## WORK TO DO
How many lines in the records below contain the word "Corrective"? Give only the number.

Records
———
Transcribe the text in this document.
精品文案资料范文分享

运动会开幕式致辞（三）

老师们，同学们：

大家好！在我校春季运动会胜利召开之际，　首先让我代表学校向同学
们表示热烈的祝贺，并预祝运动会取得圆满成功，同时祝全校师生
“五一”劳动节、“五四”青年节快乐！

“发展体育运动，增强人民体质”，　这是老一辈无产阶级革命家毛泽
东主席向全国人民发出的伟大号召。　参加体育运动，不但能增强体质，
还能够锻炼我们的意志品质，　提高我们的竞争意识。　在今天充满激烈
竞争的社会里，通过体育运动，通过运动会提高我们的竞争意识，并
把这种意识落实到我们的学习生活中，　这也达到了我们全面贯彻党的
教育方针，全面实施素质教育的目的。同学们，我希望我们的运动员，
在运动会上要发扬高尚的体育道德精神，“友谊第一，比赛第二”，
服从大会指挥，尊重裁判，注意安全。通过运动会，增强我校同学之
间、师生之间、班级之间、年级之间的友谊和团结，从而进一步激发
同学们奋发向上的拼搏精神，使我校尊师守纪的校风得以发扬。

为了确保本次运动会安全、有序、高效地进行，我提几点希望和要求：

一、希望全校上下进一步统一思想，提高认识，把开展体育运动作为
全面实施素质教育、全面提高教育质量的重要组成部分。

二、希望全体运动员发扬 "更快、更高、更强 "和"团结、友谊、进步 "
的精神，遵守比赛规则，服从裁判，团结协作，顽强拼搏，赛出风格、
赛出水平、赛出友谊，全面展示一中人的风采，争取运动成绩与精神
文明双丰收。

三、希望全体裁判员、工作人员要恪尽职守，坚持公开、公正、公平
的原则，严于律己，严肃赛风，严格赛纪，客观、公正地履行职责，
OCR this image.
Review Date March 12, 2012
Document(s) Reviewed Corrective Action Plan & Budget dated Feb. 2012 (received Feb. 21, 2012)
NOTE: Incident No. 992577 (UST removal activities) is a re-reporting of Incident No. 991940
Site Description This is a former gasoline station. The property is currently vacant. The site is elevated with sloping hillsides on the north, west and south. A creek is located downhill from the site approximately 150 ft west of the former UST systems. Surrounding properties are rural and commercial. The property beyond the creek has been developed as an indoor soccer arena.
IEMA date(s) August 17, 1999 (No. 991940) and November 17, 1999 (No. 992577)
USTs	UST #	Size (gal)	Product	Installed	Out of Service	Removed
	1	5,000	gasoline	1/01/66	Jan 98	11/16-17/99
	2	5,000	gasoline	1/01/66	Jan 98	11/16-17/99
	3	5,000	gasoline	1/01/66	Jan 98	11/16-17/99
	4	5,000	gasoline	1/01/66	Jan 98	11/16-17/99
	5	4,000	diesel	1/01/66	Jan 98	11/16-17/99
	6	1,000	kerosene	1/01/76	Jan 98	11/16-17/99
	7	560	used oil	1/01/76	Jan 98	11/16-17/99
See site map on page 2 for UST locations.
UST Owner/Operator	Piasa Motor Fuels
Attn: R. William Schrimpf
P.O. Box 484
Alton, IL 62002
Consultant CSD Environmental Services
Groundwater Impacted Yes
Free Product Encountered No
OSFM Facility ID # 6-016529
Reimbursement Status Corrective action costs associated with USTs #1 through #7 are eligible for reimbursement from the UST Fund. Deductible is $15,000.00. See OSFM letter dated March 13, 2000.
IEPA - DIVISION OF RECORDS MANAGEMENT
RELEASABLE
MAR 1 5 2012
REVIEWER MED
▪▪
———
## CORRECT RESPONSE
2